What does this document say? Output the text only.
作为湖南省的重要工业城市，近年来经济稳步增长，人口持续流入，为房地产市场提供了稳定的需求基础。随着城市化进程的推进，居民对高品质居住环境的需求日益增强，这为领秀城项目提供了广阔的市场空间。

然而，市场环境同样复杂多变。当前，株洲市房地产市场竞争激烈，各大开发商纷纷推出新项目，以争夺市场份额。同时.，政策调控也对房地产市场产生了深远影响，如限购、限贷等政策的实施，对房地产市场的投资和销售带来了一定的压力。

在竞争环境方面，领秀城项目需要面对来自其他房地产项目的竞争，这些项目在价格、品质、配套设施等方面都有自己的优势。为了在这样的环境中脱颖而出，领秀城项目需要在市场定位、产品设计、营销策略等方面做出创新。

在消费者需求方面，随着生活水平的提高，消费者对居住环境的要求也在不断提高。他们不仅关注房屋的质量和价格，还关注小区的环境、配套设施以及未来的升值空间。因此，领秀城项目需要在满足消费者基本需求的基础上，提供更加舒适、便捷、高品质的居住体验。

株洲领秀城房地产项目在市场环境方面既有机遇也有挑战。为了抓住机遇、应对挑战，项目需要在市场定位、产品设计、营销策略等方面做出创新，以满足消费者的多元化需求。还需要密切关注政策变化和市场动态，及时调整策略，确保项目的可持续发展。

━━━━━━━━━━━━━━━━━━━━━━━━━━━━━━

* [Set task]:
From the records above, extract every entry verbatim.

* [Full solution]:
What does this document say? Output the text only.
作为湖南省的重要工业城市，近年来经济稳步增长，人口持续流入，为房地产市场提供了稳定的需求基础。随着城市化进程的推进，居民对高品质居住环境的需求日益增强，这为领秀城项目提供了广阔的市场空间。

然而，市场环境同样复杂多变。当前，株洲市房地产市场竞争激烈，各大开发商纷纷推出新项目，以争夺市场份额。同时.，政策调控也对房地产市场产生了深远影响，如限购、限贷等政策的实施，对房地产市场的投资和销售带来了一定的压力。

在竞争环境方面，领秀城项目需要面对来自其他房地产项目的竞争，这些项目在价格、品质、配套设施等方面都有自己的优势。为了在这样的环境中脱颖而出，领秀城项目需要在市场定位、产品设计、营销策略等方面做出创新。

在消费者需求方面，随着生活水平的提高，消费者对居住环境的要求也在不断提高。他们不仅关注房屋的质量和价格，还关注小区的环境、配套设施以及未来的升值空间。因此，领秀城项目需要在满足消费者基本需求的基础上，提供更加舒适、便捷、高品质的居住体验。

株洲领秀城房地产项目在市场环境方面既有机遇也有挑战。为了抓住机遇、应对挑战，项目需要在市场定位、产品设计、营销策略等方面做出创新，以满足消费者的多元化需求。还需要密切关注政策变化和市场动态，及时调整策略，确保项目的可持续发展。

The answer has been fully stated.